- _What this task involves_: All of the material should be reproduced exactly, with pictures left out.
------------------------------------
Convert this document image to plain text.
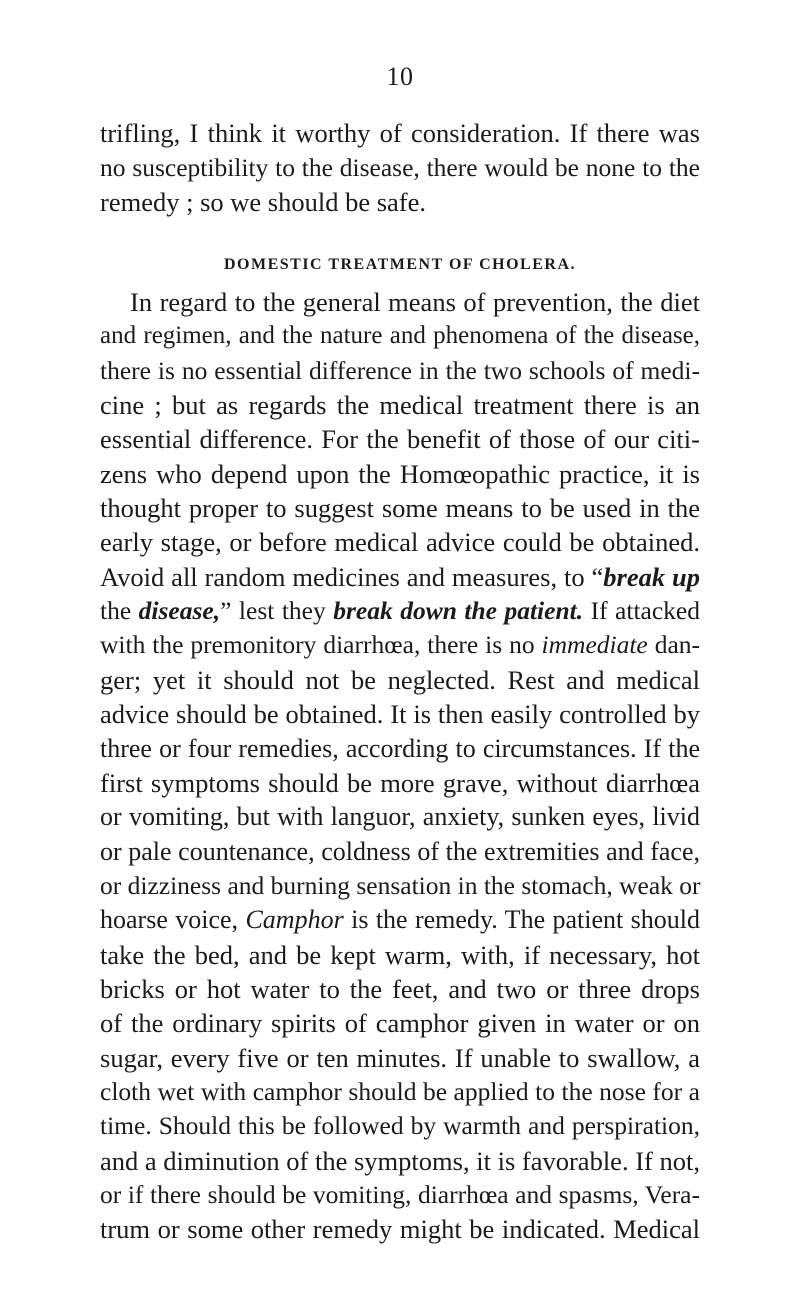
10
trifling, I think it worthy of consideration. If there was
no susceptibility to the disease, there would be none to the
remedy ; so we should be safe.
DOMESTIC TREATMENT OF CHOLERA.
In regard to the general means of prevention, the diet
and regimen, and the nature and phenomena of the disease,
there is no essential difference in the two schools of medi-
cine ; but as regards the medical treatment there is an
essential difference. For the benefit of those of our citi-
zens who depend upon the Homœopathic practice, it is
thought proper to suggest some means to be used in the
early stage, or before medical advice could be obtained.
Avoid all random medicines and measures, to “break up
the disease,” lest they break down the patient. If attacked
with the premonitory diarrhœa, there is no immediate dan-
ger; yet it should not be neglected. Rest and medical
advice should be obtained. It is then easily controlled by
three or four remedies, according to circumstances. If the
first symptoms should be more grave, without diarrhœa
or vomiting, but with languor, anxiety, sunken eyes, livid
or pale countenance, coldness of the extremities and face,
or dizziness and burning sensation in the stomach, weak or
hoarse voice, Camphor is the remedy. The patient should
take the bed, and be kept warm, with, if necessary, hot
bricks or hot water to the feet, and two or three drops
of the ordinary spirits of camphor given in water or on
sugar, every five or ten minutes. If unable to swallow, a
cloth wet with camphor should be applied to the nose for a
time. Should this be followed by warmth and perspiration,
and a diminution of the symptoms, it is favorable. If not,
or if there should be vomiting, diarrhœa and spasms, Vera-
trum or some other remedy might be indicated. Medical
------------------------------------
- _Result of this exercise_:
Convert this document image to plain text.
10
trifling, I think it worthy of consideration. If there was
no susceptibility to the disease, there would be none to the
remedy ; so we should be safe.
DOMESTIC TREATMENT OF CHOLERA.
In regard to the general means of prevention, the diet
and regimen, and the nature and phenomena of the disease,
there is no essential difference in the two schools of medi-
cine ; but as regards the medical treatment there is an
essential difference. For the benefit of those of our citi-
zens who depend upon the Homœopathic practice, it is
thought proper to suggest some means to be used in the
early stage, or before medical advice could be obtained.
Avoid all random medicines and measures, to “break up
the disease,” lest they break down the patient. If attacked
with the premonitory diarrhœa, there is no immediate dan-
ger; yet it should not be neglected. Rest and medical
advice should be obtained. It is then easily controlled by
three or four remedies, according to circumstances. If the
first symptoms should be more grave, without diarrhœa
or vomiting, but with languor, anxiety, sunken eyes, livid
or pale countenance, coldness of the extremities and face,
or dizziness and burning sensation in the stomach, weak or
hoarse voice, Camphor is the remedy. The patient should
take the bed, and be kept warm, with, if necessary, hot
bricks or hot water to the feet, and two or three drops
of the ordinary spirits of camphor given in water or on
sugar, every five or ten minutes. If unable to swallow, a
cloth wet with camphor should be applied to the nose for a
time. Should this be followed by warmth and perspiration,
and a diminution of the symptoms, it is favorable. If not,
or if there should be vomiting, diarrhœa and spasms, Vera-
trum or some other remedy might be indicated. Medical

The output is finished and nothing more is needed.